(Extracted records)
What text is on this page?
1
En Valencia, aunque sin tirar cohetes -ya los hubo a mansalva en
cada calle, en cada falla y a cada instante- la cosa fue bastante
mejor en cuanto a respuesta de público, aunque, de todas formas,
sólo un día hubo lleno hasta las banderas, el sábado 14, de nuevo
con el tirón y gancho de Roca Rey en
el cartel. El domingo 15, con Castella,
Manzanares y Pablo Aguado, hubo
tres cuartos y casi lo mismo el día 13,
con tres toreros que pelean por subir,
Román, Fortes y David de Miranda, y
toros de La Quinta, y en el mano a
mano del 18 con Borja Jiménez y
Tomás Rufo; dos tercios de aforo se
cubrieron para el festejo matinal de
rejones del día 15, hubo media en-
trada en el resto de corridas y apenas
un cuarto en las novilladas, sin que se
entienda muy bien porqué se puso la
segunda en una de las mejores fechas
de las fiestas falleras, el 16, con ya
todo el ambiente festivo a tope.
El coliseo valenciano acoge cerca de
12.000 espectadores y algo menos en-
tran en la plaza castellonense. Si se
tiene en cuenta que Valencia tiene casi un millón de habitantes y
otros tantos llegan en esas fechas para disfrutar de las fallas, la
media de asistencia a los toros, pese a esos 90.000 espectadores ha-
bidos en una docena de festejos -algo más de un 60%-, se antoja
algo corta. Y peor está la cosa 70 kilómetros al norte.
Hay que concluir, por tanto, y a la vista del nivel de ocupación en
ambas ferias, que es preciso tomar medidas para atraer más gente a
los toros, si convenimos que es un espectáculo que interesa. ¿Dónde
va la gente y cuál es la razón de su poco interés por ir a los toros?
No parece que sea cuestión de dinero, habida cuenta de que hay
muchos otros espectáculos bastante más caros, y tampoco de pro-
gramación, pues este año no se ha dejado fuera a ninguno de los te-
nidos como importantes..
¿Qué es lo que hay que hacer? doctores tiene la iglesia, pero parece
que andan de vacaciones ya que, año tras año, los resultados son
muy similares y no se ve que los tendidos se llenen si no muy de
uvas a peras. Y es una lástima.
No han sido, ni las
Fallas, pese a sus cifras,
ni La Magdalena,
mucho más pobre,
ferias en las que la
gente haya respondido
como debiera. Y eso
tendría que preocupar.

*Exercise brief*: Show every line in the records above that contains the word "pese".

*Exercise solution*:
media de asistencia a los toros, pese a esos 90.000 espectadores ha-
Fallas, pese a sus cifras,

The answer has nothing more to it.